Written exercise
Can you copy, character for character, the run of lines in the records that begins with the line containing "y-tick-label: 0 (92, 428, 101, 440)" and ends after the line containing "x-tick-label: 300 (740, 446, 766, 458)"?

Data in this exercise
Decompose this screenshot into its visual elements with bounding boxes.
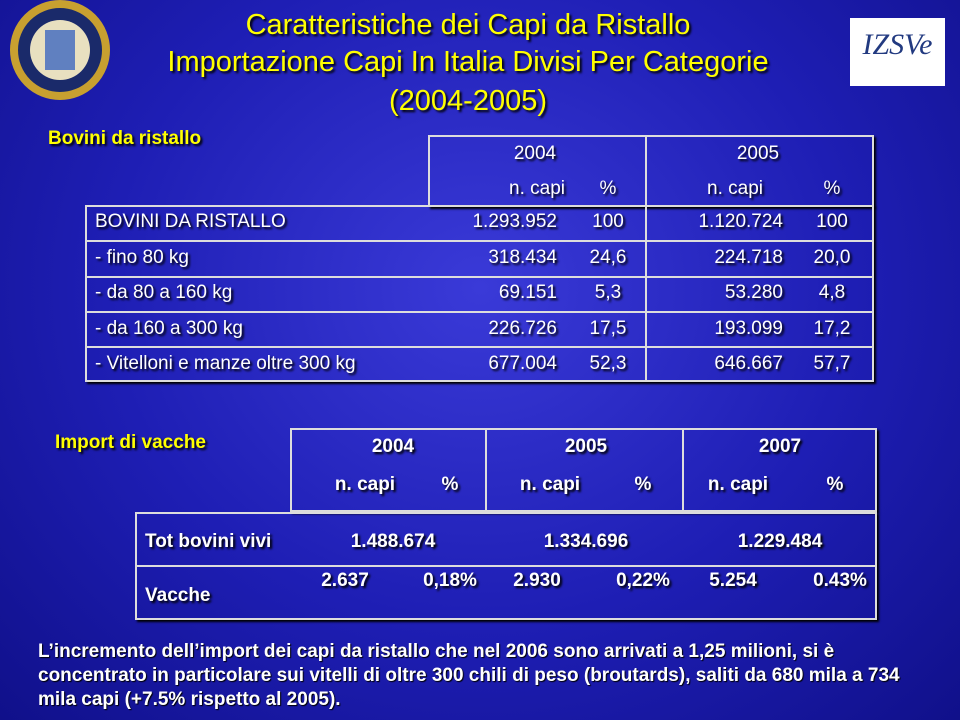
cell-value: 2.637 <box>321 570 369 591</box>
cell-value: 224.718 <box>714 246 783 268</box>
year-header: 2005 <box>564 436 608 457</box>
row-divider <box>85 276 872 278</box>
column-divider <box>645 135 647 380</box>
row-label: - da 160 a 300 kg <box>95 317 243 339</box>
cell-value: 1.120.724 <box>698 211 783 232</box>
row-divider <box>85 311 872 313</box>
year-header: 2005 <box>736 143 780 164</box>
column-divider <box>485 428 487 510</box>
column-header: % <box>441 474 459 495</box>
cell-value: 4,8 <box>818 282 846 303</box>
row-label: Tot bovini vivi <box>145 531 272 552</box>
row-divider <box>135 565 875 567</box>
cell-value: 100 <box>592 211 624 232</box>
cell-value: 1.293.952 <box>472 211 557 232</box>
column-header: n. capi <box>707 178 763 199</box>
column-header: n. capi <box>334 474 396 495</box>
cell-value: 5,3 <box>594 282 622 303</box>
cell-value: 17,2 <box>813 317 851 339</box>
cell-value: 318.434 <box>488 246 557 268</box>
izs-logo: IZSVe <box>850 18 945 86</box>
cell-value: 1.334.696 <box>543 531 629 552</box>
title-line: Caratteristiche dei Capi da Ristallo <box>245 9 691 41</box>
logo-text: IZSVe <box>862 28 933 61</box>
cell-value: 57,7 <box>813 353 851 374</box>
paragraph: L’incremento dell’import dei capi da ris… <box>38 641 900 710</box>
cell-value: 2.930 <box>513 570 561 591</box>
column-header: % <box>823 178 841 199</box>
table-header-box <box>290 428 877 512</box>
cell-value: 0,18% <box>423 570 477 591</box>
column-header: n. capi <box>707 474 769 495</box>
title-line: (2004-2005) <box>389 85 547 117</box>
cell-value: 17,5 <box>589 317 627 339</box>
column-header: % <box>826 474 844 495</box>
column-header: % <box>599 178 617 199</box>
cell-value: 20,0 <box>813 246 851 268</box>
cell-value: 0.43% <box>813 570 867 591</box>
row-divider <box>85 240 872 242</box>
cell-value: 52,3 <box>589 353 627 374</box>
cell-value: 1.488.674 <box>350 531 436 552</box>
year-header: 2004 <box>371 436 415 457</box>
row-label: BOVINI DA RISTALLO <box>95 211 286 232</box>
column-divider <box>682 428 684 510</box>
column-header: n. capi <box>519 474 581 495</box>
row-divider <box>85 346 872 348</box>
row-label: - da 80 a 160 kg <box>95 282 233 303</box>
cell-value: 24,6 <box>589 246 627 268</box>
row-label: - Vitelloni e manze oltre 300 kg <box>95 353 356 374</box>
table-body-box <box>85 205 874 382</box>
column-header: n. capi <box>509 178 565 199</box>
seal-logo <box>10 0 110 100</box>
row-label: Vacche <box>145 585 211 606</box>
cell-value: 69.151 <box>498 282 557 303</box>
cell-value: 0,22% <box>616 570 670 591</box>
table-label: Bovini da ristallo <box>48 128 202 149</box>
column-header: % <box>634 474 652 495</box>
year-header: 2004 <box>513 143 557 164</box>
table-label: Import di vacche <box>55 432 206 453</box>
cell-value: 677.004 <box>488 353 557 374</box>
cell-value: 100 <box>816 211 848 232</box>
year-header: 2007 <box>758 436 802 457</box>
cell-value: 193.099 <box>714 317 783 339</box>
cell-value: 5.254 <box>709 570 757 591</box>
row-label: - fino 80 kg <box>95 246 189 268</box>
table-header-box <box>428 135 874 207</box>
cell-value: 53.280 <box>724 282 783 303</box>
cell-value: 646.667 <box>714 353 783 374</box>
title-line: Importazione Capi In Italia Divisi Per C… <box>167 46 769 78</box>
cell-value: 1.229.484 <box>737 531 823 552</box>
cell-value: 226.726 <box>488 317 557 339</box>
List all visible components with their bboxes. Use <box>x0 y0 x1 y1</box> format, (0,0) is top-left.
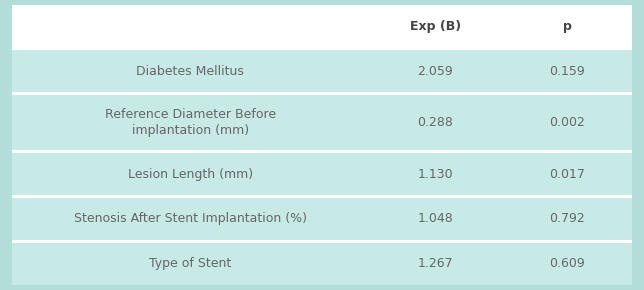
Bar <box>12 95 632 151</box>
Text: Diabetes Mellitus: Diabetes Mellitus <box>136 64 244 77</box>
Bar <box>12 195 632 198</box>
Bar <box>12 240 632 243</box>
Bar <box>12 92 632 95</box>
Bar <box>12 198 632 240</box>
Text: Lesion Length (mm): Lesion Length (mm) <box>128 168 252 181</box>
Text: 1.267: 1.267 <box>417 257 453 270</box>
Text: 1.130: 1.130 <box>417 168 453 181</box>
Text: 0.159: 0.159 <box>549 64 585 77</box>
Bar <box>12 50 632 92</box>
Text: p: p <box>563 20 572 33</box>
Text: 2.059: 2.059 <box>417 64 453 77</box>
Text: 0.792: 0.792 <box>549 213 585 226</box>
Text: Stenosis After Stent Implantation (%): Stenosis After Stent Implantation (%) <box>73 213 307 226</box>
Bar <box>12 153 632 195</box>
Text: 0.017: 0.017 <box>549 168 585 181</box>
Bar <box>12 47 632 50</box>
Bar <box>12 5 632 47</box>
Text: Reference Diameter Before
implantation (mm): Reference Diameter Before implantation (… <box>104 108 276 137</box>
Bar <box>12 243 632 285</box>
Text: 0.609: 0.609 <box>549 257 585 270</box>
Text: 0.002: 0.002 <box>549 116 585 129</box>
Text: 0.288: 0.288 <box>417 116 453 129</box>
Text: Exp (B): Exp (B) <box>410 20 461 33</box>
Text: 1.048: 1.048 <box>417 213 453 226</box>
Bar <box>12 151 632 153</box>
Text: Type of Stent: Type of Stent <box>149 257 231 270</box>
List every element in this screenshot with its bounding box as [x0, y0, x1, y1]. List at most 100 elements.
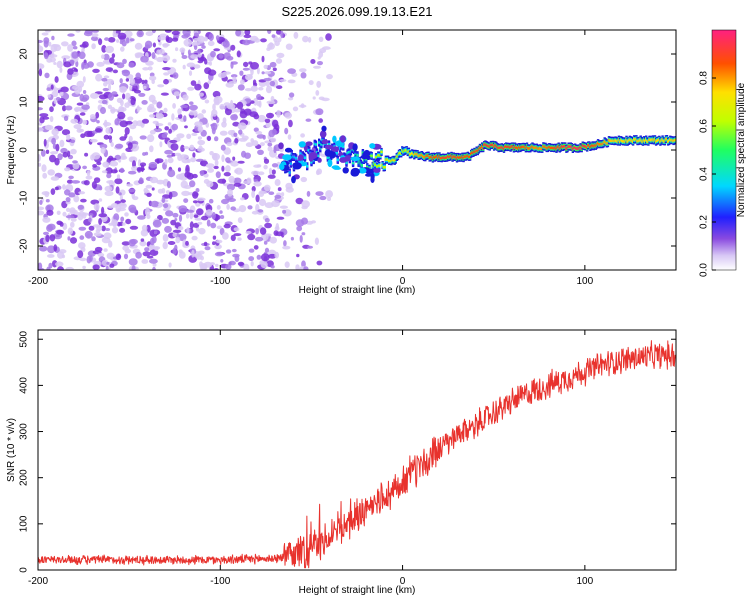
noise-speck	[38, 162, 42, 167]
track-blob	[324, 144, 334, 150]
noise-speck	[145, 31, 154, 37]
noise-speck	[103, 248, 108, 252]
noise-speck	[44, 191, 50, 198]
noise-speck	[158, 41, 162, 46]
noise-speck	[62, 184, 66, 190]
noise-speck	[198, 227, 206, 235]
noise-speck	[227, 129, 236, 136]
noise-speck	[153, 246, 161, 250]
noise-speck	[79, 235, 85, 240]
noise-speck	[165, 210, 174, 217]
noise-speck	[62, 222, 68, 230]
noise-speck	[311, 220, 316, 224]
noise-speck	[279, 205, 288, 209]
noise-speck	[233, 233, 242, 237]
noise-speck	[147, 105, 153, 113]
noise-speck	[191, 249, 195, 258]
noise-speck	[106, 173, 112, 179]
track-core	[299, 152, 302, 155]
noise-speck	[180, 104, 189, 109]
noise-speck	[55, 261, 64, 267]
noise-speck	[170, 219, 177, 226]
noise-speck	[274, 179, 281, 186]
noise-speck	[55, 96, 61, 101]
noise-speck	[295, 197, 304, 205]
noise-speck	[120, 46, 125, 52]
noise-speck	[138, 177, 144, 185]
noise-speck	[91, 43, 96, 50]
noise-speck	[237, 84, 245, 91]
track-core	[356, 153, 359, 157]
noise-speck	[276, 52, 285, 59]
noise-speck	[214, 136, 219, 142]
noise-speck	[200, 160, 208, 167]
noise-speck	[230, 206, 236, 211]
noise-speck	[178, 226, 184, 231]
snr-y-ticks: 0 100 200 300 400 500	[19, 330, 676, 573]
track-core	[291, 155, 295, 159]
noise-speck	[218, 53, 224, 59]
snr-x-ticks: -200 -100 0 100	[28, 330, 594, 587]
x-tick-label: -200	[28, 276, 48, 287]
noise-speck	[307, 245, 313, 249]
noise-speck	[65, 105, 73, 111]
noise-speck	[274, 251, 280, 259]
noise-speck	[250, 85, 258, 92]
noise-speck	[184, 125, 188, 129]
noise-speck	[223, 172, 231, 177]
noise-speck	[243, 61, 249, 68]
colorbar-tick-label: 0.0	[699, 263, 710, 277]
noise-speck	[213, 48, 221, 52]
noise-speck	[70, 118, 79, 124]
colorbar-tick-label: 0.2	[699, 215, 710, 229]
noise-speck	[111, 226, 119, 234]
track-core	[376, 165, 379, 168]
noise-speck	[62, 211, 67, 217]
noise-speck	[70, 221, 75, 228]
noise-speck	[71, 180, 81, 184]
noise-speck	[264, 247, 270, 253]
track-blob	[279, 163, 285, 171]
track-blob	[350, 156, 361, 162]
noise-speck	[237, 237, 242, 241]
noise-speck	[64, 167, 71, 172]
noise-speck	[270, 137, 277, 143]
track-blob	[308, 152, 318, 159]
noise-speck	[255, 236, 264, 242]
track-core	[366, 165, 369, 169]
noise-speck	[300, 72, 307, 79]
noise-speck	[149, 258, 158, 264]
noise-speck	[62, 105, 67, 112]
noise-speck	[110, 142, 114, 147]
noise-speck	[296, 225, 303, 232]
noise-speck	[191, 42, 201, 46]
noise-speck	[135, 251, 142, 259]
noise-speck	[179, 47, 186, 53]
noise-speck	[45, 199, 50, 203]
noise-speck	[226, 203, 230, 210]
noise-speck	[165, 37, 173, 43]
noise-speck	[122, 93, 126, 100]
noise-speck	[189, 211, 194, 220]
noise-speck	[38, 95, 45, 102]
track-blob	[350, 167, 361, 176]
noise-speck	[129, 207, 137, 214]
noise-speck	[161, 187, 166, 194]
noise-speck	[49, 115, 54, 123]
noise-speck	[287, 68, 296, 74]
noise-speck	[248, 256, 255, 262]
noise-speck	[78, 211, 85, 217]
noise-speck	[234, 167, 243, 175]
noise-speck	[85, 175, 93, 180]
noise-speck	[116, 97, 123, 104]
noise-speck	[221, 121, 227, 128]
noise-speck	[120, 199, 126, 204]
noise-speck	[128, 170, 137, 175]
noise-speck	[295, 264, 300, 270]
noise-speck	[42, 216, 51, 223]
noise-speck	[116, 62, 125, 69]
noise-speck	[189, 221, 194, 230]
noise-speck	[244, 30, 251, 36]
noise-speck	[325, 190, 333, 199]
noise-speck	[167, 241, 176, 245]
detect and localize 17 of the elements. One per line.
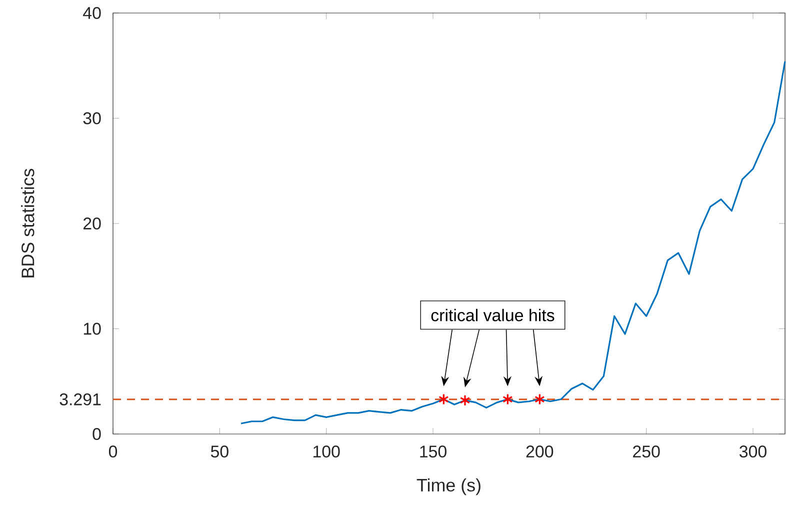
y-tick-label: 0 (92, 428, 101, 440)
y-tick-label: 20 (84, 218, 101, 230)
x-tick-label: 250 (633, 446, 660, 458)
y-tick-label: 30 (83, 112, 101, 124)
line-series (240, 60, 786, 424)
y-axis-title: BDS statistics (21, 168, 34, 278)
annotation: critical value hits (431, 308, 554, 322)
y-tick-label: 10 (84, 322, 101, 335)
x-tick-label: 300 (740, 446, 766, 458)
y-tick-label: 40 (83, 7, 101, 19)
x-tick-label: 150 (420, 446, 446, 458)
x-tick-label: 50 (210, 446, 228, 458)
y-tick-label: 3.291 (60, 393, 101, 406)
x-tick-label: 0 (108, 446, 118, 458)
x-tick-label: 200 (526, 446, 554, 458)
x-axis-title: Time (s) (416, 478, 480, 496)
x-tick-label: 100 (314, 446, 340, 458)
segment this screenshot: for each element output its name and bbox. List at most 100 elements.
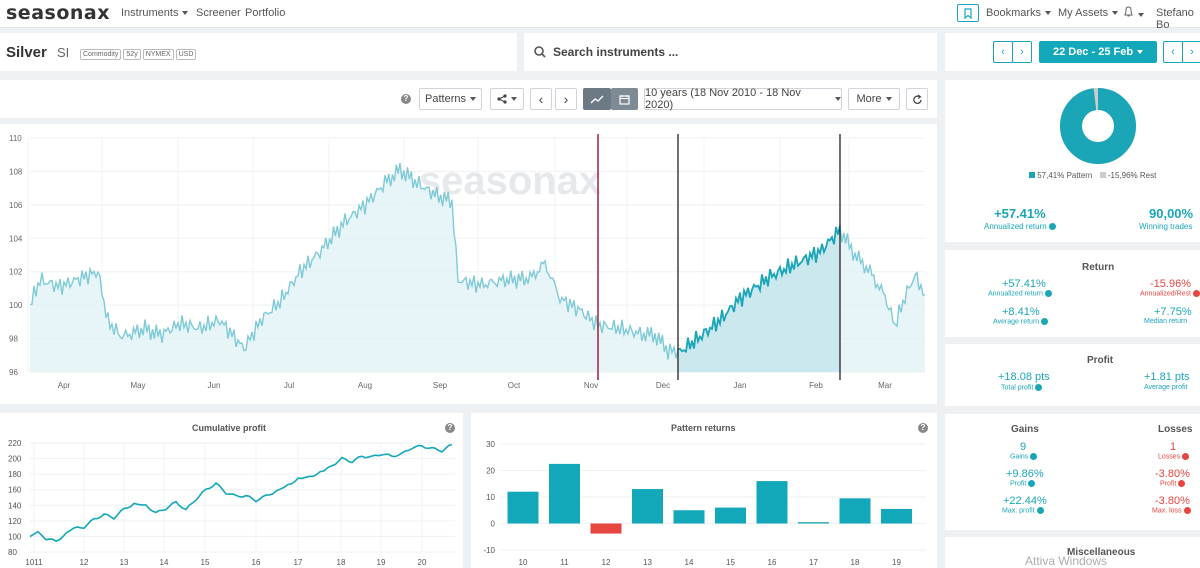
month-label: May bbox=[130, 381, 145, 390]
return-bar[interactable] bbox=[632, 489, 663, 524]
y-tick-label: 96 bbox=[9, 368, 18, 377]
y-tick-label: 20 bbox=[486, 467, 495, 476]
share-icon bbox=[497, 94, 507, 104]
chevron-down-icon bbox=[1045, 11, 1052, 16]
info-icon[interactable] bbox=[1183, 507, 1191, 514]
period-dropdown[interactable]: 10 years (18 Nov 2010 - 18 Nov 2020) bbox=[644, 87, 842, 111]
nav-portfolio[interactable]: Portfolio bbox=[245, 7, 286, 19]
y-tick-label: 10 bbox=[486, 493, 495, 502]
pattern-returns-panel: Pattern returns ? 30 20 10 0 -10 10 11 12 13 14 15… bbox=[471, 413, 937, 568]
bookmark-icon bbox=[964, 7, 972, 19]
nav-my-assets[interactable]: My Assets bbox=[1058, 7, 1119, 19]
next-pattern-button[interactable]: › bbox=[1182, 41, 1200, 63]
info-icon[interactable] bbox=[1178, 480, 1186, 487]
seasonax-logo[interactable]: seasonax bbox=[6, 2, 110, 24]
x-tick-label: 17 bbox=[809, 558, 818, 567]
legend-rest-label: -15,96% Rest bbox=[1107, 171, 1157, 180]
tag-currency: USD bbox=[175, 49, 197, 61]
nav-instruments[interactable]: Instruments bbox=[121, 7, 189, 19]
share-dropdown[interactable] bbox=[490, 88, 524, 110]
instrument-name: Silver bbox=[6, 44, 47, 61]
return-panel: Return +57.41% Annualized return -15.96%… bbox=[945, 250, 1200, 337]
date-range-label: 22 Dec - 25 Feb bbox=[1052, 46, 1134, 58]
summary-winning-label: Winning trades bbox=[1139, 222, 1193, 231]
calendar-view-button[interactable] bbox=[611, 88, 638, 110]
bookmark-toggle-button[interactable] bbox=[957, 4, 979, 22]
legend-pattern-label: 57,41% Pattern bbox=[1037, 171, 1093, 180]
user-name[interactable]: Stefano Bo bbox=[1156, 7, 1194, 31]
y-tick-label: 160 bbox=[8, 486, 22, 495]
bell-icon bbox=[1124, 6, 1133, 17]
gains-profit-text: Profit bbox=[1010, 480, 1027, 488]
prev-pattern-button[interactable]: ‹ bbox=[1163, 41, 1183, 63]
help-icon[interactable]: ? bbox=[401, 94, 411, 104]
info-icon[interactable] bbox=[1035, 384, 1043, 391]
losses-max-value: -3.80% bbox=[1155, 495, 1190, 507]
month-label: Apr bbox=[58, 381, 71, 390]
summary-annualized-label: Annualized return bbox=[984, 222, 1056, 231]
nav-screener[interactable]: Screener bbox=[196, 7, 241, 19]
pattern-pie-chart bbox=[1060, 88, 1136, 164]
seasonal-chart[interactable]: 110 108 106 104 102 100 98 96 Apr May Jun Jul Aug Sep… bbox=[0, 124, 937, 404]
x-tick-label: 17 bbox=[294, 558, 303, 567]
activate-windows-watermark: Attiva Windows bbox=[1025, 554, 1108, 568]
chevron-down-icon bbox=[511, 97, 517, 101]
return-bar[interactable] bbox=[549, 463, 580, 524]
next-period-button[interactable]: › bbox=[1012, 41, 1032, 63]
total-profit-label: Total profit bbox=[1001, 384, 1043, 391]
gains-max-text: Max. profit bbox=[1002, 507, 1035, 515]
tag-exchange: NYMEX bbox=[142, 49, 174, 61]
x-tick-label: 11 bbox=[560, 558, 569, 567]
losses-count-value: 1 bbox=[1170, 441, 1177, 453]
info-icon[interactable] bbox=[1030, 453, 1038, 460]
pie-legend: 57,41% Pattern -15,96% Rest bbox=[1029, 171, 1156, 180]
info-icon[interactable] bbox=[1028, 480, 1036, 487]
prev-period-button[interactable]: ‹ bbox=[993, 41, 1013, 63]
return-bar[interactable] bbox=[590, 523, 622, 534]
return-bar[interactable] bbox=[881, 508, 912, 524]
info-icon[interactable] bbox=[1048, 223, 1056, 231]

Written reply
y-tick-label: 0 (92, 428, 101, 440)
y-tick-label: 20 (84, 218, 101, 230)
x-tick-label: 250 (633, 446, 660, 458)
y-tick-label: 30 (83, 112, 101, 124)
line-series (240, 60, 786, 424)
y-axis-title: BDS statistics (21, 168, 34, 278)
annotation: critical value hits (431, 308, 554, 322)
y-tick-label: 10 (84, 322, 101, 335)
x-tick-label: 300 (740, 446, 766, 458)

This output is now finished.